Exercise brief.
Keep the images out and copy every entry below exactly.

========================================================================

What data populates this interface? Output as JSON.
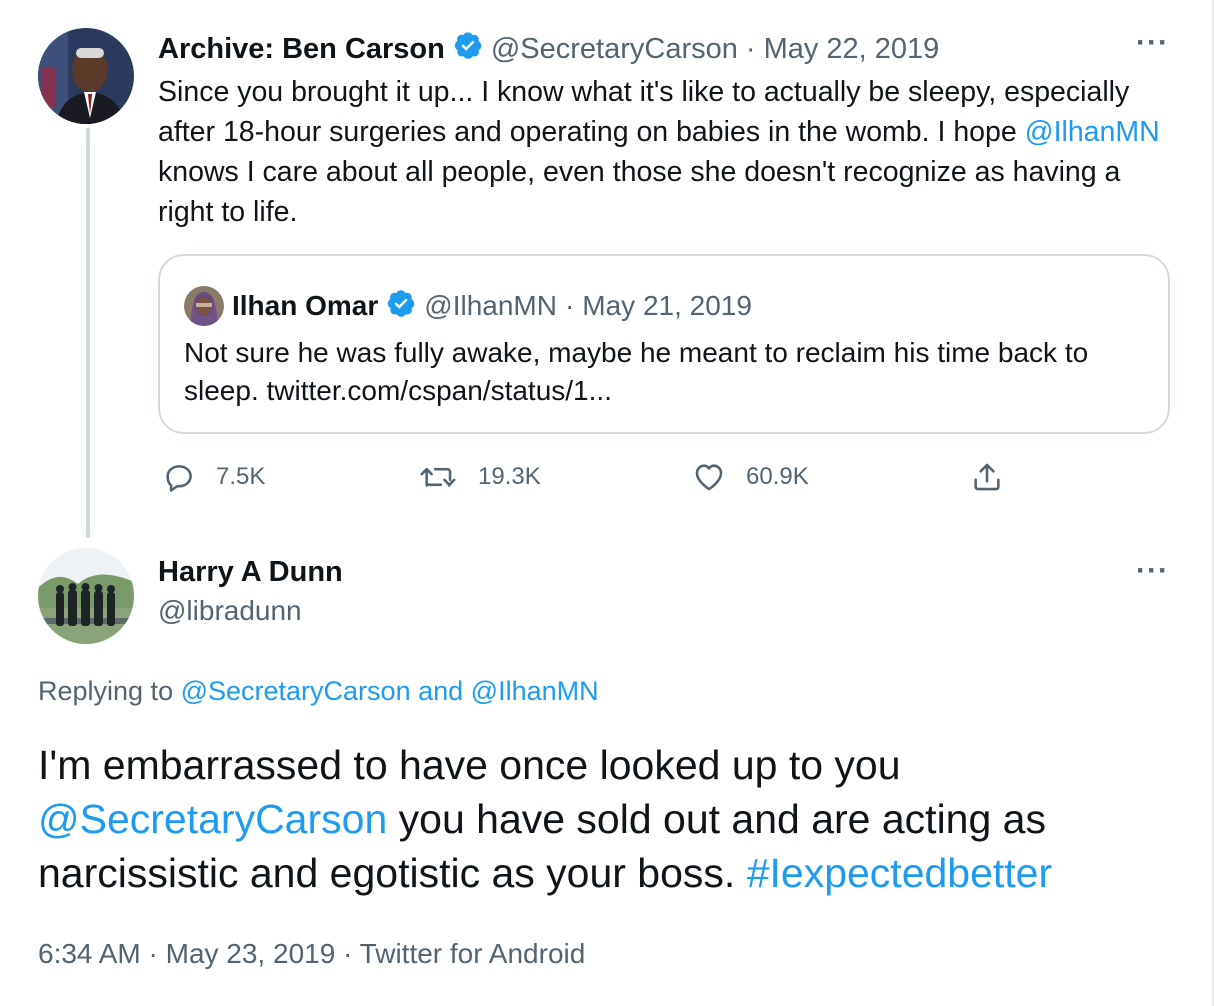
{
  "original_tweet": {
    "author_name": "Archive: Ben Carson",
    "handle": "@SecretaryCarson",
    "separator": "·",
    "date": "May 22, 2019",
    "text_1": "Since you brought it up... I know what it's like to actually be sleepy, especially after 18-hour surgeries and operating on babies in the womb. I hope ",
    "mention": "@IlhanMN",
    "text_2": " knows I care about all people, even those she doesn't recognize as having a right to life.",
    "more_label": "···",
    "quoted_tweet": {
      "author_name": "Ilhan Omar",
      "handle": "@IlhanMN",
      "separator": "·",
      "date": "May 21, 2019",
      "text": "Not sure he was fully awake, maybe he meant to reclaim his time back to sleep. twitter.com/cspan/status/1..."
    },
    "actions": {
      "replies": "7.5K",
      "retweets": "19.3K",
      "likes": "60.9K"
    }
  },
  "reply_tweet": {
    "author_name": "Harry A Dunn",
    "handle": "@libradunn",
    "more_label": "···",
    "replying_prefix": "Replying to ",
    "replying_to_1": "@SecretaryCarson",
    "replying_and": " and ",
    "replying_to_2": "@IlhanMN",
    "text_1": "I'm embarrassed to have once looked up to you ",
    "mention": "@SecretaryCarson",
    "text_2": " you have sold out and are acting as narcissistic and egotistic as your boss. ",
    "hashtag": "#Iexpectedbetter",
    "timestamp": "6:34 AM · May 23, 2019 · Twitter for Android"
  },
  "colors": {
    "link": "#1d9bf0",
    "muted": "#536471",
    "text": "#0f1419",
    "border": "#cfd9de"
  },
  "icons": [
    "verified-badge-icon",
    "reply-icon",
    "retweet-icon",
    "like-icon",
    "share-icon",
    "more-icon"
  ]
}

========================================================================

Task solution.
What data populates this interface? Output as JSON.
{
  "original_tweet": {
    "author_name": "Archive: Ben Carson",
    "handle": "@SecretaryCarson",
    "separator": "·",
    "date": "May 22, 2019",
    "text_1": "Since you brought it up... I know what it's like to actually be sleepy, especially after 18-hour surgeries and operating on babies in the womb. I hope ",
    "mention": "@IlhanMN",
    "text_2": " knows I care about all people, even those she doesn't recognize as having a right to life.",
    "more_label": "···",
    "quoted_tweet": {
      "author_name": "Ilhan Omar",
      "handle": "@IlhanMN",
      "separator": "·",
      "date": "May 21, 2019",
      "text": "Not sure he was fully awake, maybe he meant to reclaim his time back to sleep. twitter.com/cspan/status/1..."
    },
    "actions": {
      "replies": "7.5K",
      "retweets": "19.3K",
      "likes": "60.9K"
    }
  },
  "reply_tweet": {
    "author_name": "Harry A Dunn",
    "handle": "@libradunn",
    "more_label": "···",
    "replying_prefix": "Replying to ",
    "replying_to_1": "@SecretaryCarson",
    "replying_and": " and ",
    "replying_to_2": "@IlhanMN",
    "text_1": "I'm embarrassed to have once looked up to you ",
    "mention": "@SecretaryCarson",
    "text_2": " you have sold out and are acting as narcissistic and egotistic as your boss. ",
    "hashtag": "#Iexpectedbetter",
    "timestamp": "6:34 AM · May 23, 2019 · Twitter for Android"
  },
  "colors": {
    "link": "#1d9bf0",
    "muted": "#536471",
    "text": "#0f1419",
    "border": "#cfd9de"
  },
  "icons": [
    "verified-badge-icon",
    "reply-icon",
    "retweet-icon",
    "like-icon",
    "share-icon",
    "more-icon"
  ]
}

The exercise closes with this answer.